---- Given records

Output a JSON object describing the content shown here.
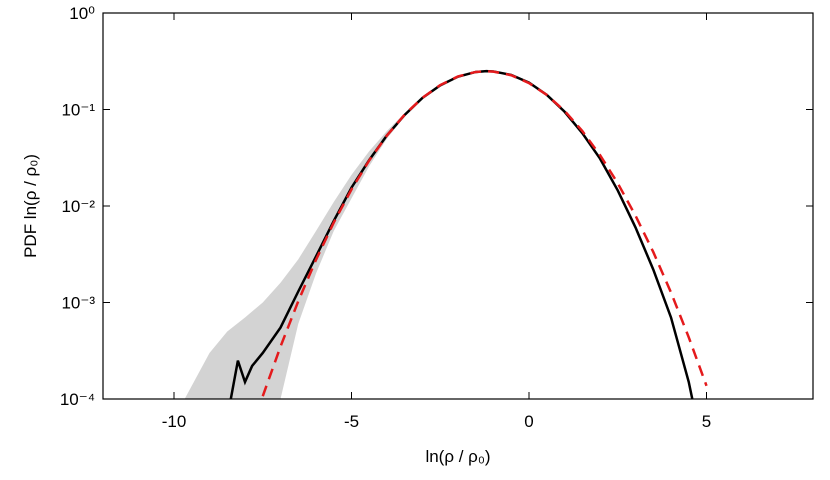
{
  "chart_data": {
    "type": "line",
    "xlabel": "ln(ρ / ρ₀)",
    "ylabel": "PDF ln(ρ / ρ₀)",
    "xlim": [
      -12,
      8
    ],
    "ylim": [
      0.0001,
      1
    ],
    "log_y": true,
    "xticks": [
      -10,
      -5,
      0,
      5
    ],
    "yticks": [
      {
        "value": 1,
        "label": "10⁰"
      },
      {
        "value": 0.1,
        "label": "10⁻¹"
      },
      {
        "value": 0.01,
        "label": "10⁻²"
      },
      {
        "value": 0.001,
        "label": "10⁻³"
      },
      {
        "value": 0.0001,
        "label": "10⁻⁴"
      }
    ],
    "band": {
      "color": "#d3d3d3",
      "x": [
        -9.7,
        -9,
        -8.5,
        -8,
        -7.5,
        -7,
        -6.5,
        -6,
        -5.5,
        -5,
        -4.5,
        -4,
        -3.5,
        -3
      ],
      "lower": [
        0.0001,
        0.0001,
        0.0001,
        0.0001,
        0.0001,
        0.0001,
        0.0006,
        0.002,
        0.0055,
        0.012,
        0.026,
        0.05,
        0.085,
        0.13
      ],
      "upper": [
        0.0001,
        0.0003,
        0.0005,
        0.0007,
        0.001,
        0.0016,
        0.0028,
        0.0055,
        0.011,
        0.021,
        0.037,
        0.06,
        0.092,
        0.134
      ]
    },
    "series": [
      {
        "color": "#000000",
        "style": "solid",
        "x": [
          -8.4,
          -8.2,
          -8,
          -7.8,
          -7.5,
          -7,
          -6.5,
          -6,
          -5.5,
          -5,
          -4.5,
          -4,
          -3.5,
          -3,
          -2.5,
          -2,
          -1.5,
          -1.2,
          -1,
          -0.5,
          0,
          0.5,
          1,
          1.5,
          2,
          2.5,
          3,
          3.5,
          4,
          4.5,
          4.6
        ],
        "values": [
          0.0001,
          0.00025,
          0.00015,
          0.00022,
          0.0003,
          0.00055,
          0.0013,
          0.003,
          0.007,
          0.0155,
          0.03,
          0.054,
          0.088,
          0.132,
          0.178,
          0.219,
          0.245,
          0.25,
          0.248,
          0.228,
          0.19,
          0.142,
          0.095,
          0.057,
          0.031,
          0.0145,
          0.006,
          0.0022,
          0.0007,
          0.00015,
          0.0001
        ]
      },
      {
        "color": "#e41a1c",
        "style": "dashed",
        "x": [
          -7.5,
          -7,
          -6.5,
          -6,
          -5.5,
          -5,
          -4.5,
          -4,
          -3.5,
          -3,
          -2.5,
          -2,
          -1.5,
          -1.2,
          -1,
          -0.5,
          0,
          0.5,
          1,
          1.5,
          2,
          2.5,
          3,
          3.5,
          4,
          4.5,
          5
        ],
        "values": [
          0.000107,
          0.000349,
          0.00103,
          0.00277,
          0.00674,
          0.01486,
          0.0297,
          0.0539,
          0.0887,
          0.1324,
          0.1793,
          0.22,
          0.245,
          0.249,
          0.247,
          0.2265,
          0.188,
          0.1418,
          0.0969,
          0.06,
          0.0337,
          0.0172,
          0.00795,
          0.00334,
          0.00127,
          0.000436,
          0.000137
        ]
      }
    ]
  }
}
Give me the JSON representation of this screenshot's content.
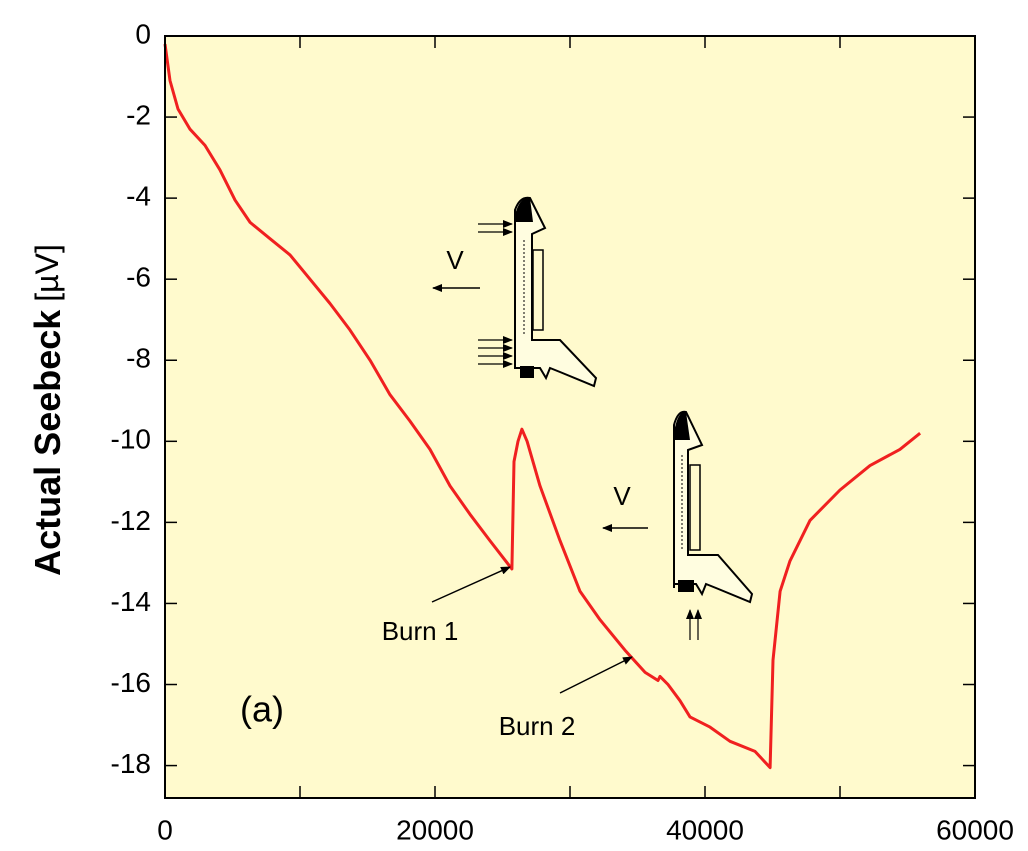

--------

**Exercise requirements**
Take the records above and transcribe them exactly, dropping every picture.

**Task response**
Output a JSON object describing the content shown here.
{
  "chart_data": {
    "type": "line",
    "xlabel": "ln(ρ / ρ₀)",
    "ylabel": "PDF ln(ρ / ρ₀)",
    "xlim": [
      -12,
      8
    ],
    "ylim": [
      0.0001,
      1
    ],
    "log_y": true,
    "xticks": [
      -10,
      -5,
      0,
      5
    ],
    "yticks": [
      {
        "value": 1,
        "label": "10⁰"
      },
      {
        "value": 0.1,
        "label": "10⁻¹"
      },
      {
        "value": 0.01,
        "label": "10⁻²"
      },
      {
        "value": 0.001,
        "label": "10⁻³"
      },
      {
        "value": 0.0001,
        "label": "10⁻⁴"
      }
    ],
    "band": {
      "color": "#d3d3d3",
      "x": [
        -9.7,
        -9,
        -8.5,
        -8,
        -7.5,
        -7,
        -6.5,
        -6,
        -5.5,
        -5,
        -4.5,
        -4,
        -3.5,
        -3
      ],
      "lower": [
        0.0001,
        0.0001,
        0.0001,
        0.0001,
        0.0001,
        0.0001,
        0.0006,
        0.002,
        0.0055,
        0.012,
        0.026,
        0.05,
        0.085,
        0.13
      ],
      "upper": [
        0.0001,
        0.0003,
        0.0005,
        0.0007,
        0.001,
        0.0016,
        0.0028,
        0.0055,
        0.011,
        0.021,
        0.037,
        0.06,
        0.092,
        0.134
      ]
    },
    "series": [
      {
        "color": "#000000",
        "style": "solid",
        "x": [
          -8.4,
          -8.2,
          -8,
          -7.8,
          -7.5,
          -7,
          -6.5,
          -6,
          -5.5,
          -5,
          -4.5,
          -4,
          -3.5,
          -3,
          -2.5,
          -2,
          -1.5,
          -1.2,
          -1,
          -0.5,
          0,
          0.5,
          1,
          1.5,
          2,
          2.5,
          3,
          3.5,
          4,
          4.5,
          4.6
        ],
        "values": [
          0.0001,
          0.00025,
          0.00015,
          0.00022,
          0.0003,
          0.00055,
          0.0013,
          0.003,
          0.007,
          0.0155,
          0.03,
          0.054,
          0.088,
          0.132,
          0.178,
          0.219,
          0.245,
          0.25,
          0.248,
          0.228,
          0.19,
          0.142,
          0.095,
          0.057,
          0.031,
          0.0145,
          0.006,
          0.0022,
          0.0007,
          0.00015,
          0.0001
        ]
      },
      {
        "color": "#e41a1c",
        "style": "dashed",
        "x": [
          -7.5,
          -7,
          -6.5,
          -6,
          -5.5,
          -5,
          -4.5,
          -4,
          -3.5,
          -3,
          -2.5,
          -2,
          -1.5,
          -1.2,
          -1,
          -0.5,
          0,
          0.5,
          1,
          1.5,
          2,
          2.5,
          3,
          3.5,
          4,
          4.5,
          5
        ],
        "values": [
          0.000107,
          0.000349,
          0.00103,
          0.00277,
          0.00674,
          0.01486,
          0.0297,
          0.0539,
          0.0887,
          0.1324,
          0.1793,
          0.22,
          0.245,
          0.249,
          0.247,
          0.2265,
          0.188,
          0.1418,
          0.0969,
          0.06,
          0.0337,
          0.0172,
          0.00795,
          0.00334,
          0.00127,
          0.000436,
          0.000137
        ]
      }
    ]
  }
}
Give me the JSON representation of this screenshot's content.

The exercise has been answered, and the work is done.